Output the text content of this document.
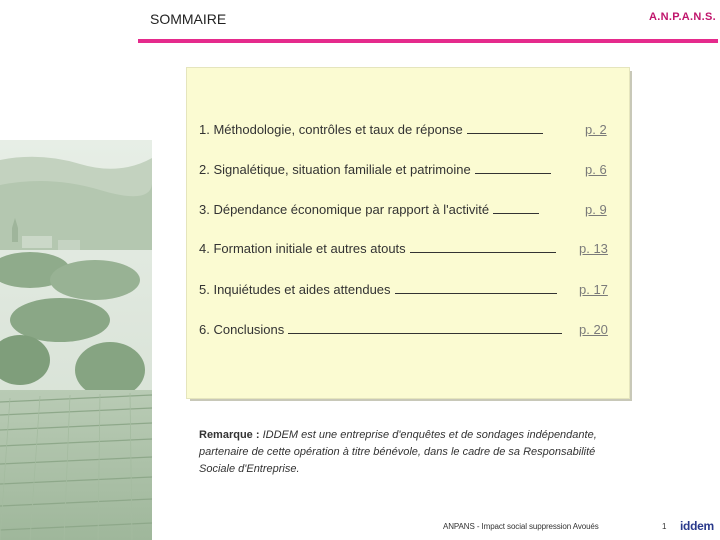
SOMMAIRE	A.N.P.A.N.S.
1. Méthodologie, contrôles et taux de réponse	p. 2
2. Signalétique, situation familiale et patrimoine	p. 6
3. Dépendance économique par rapport à l'activité	p. 9
4. Formation initiale et autres atouts	p. 13
5. Inquiétudes et aides attendues	p. 17
6. Conclusions	p. 20
Remarque : IDDEM est une entreprise d'enquêtes et de sondages indépendante, partenaire de cette opération à titre bénévole, dans le cadre de sa Responsabilité Sociale d'Entreprise.
ANPANS - Impact social suppression Avoués	1 iddem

◆ What needs to be done: Excluding the pictures, reproduce every entry exactly as given.

◆ Correct output:
Output the text content of this document.
SOMMAIRE	A.N.P.A.N.S.
1. Méthodologie, contrôles et taux de réponse	p. 2
2. Signalétique, situation familiale et patrimoine	p. 6
3. Dépendance économique par rapport à l'activité	p. 9
4. Formation initiale et autres atouts	p. 13
5. Inquiétudes et aides attendues	p. 17
6. Conclusions	p. 20
Remarque : IDDEM est une entreprise d'enquêtes et de sondages indépendante, partenaire de cette opération à titre bénévole, dans le cadre de sa Responsabilité Sociale d'Entreprise.
ANPANS - Impact social suppression Avoués	1 iddem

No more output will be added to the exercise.